* **STATED GOAL**
Your task is to copy each line that has the word "并郑重承诺".

[Begin]

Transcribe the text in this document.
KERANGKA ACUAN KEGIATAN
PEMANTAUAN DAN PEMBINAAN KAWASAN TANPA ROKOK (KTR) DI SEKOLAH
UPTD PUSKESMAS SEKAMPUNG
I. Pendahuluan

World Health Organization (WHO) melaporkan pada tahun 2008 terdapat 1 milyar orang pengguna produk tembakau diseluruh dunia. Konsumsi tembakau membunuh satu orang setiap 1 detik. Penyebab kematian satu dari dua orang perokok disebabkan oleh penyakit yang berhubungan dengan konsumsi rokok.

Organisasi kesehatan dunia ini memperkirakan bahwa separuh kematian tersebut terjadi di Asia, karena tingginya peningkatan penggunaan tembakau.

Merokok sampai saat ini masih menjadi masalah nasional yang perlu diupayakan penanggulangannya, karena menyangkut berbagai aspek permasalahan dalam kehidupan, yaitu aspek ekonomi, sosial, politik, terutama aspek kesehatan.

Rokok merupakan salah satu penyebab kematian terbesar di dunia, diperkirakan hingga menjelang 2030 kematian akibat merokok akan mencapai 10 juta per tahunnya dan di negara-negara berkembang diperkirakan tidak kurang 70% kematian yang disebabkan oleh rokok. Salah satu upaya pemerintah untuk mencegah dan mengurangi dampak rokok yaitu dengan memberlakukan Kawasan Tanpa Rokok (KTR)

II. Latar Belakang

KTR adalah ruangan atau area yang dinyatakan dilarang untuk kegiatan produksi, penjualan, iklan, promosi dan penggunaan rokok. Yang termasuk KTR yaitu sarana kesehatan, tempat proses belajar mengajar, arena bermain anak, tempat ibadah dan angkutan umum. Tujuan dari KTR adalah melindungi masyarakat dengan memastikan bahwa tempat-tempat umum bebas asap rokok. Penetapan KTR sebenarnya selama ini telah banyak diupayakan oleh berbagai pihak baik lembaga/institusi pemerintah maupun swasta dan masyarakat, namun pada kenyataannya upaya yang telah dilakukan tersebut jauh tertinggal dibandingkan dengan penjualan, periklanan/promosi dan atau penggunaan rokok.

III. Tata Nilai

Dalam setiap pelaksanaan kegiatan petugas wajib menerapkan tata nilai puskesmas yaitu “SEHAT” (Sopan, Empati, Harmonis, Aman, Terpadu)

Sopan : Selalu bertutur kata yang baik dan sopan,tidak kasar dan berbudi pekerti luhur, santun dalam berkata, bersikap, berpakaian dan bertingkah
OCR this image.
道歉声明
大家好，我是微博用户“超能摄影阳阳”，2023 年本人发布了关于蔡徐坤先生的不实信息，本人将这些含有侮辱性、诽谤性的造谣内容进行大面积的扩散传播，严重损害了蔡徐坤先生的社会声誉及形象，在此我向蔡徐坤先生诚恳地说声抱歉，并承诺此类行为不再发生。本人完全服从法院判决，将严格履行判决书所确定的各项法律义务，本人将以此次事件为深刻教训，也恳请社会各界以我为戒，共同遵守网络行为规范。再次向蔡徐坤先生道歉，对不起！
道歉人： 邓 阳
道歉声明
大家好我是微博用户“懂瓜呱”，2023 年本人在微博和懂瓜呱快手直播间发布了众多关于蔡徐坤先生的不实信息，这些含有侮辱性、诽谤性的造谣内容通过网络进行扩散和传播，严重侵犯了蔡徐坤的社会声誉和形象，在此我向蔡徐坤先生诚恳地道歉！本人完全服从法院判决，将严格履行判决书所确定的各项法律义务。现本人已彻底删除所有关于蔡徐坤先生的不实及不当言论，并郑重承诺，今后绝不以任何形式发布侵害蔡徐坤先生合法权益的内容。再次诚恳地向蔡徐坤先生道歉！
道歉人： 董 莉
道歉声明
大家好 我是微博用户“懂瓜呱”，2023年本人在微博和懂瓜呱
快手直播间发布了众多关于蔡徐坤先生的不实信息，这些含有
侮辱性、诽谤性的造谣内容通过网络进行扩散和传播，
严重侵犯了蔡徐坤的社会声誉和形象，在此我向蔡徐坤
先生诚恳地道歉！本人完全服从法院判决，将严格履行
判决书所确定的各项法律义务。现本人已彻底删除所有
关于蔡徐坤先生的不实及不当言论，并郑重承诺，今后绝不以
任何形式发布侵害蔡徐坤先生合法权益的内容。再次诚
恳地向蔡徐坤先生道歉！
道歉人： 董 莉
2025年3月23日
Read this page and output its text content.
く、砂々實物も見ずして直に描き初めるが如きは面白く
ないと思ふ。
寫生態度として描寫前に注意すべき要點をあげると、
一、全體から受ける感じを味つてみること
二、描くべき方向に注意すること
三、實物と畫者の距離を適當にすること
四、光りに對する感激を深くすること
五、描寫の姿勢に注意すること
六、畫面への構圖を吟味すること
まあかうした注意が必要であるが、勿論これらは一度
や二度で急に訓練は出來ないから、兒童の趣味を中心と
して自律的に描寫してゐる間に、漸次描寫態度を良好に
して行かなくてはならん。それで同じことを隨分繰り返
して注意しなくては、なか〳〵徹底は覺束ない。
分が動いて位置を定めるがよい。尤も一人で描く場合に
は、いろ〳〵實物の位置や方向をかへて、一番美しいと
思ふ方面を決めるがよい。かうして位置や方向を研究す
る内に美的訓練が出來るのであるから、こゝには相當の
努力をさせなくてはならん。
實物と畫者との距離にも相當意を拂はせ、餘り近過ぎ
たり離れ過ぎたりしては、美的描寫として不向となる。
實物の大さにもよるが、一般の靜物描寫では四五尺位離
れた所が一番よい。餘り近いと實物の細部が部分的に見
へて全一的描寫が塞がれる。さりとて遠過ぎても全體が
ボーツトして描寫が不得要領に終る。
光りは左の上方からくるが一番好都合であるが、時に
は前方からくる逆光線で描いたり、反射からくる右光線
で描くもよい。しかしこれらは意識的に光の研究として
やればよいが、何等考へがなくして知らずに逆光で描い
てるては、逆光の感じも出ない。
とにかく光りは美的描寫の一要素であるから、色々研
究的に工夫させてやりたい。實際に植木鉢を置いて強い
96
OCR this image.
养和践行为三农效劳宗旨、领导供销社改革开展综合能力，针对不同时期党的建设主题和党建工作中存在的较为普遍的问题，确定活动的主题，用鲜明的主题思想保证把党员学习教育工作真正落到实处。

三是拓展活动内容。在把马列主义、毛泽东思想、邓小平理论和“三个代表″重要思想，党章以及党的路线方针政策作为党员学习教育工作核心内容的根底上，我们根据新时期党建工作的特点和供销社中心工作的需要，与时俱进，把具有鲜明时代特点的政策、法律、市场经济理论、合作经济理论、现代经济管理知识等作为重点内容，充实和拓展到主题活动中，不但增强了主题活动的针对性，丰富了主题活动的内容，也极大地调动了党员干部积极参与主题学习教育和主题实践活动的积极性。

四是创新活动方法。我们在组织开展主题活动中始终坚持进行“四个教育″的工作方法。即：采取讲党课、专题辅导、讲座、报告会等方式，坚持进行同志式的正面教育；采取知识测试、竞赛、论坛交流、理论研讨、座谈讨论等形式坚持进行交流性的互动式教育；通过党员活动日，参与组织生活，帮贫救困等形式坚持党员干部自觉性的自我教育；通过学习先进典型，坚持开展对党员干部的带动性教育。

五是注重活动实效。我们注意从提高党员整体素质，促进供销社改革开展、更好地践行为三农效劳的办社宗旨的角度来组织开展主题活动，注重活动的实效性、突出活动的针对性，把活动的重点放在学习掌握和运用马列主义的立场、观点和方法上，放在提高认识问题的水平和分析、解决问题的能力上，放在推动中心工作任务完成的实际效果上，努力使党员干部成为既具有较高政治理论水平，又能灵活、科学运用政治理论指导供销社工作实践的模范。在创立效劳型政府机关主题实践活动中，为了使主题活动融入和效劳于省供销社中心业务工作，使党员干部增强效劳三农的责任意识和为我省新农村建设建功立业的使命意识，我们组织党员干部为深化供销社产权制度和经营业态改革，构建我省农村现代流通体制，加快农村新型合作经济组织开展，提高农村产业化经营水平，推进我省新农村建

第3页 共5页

[End]

* **EXERCISE SOLUTION**
大家好我是微博用户“懂瓜呱”，2023 年本人在微博和懂瓜呱快手直播间发布了众多关于蔡徐坤先生的不实信息，这些含有侮辱性、诽谤性的造谣内容通过网络进行扩散和传播，严重侵犯了蔡徐坤的社会声誉和形象，在此我向蔡徐坤先生诚恳地道歉！本人完全服从法院判决，将严格履行判决书所确定的各项法律义务。现本人已彻底删除所有关于蔡徐坤先生的不实及不当言论，并郑重承诺，今后绝不以任何形式发布侵害蔡徐坤先生合法权益的内容。再次诚恳地向蔡徐坤先生道歉！
关于蔡徐坤先生的不实及不当言论，并郑重承诺，今后绝不以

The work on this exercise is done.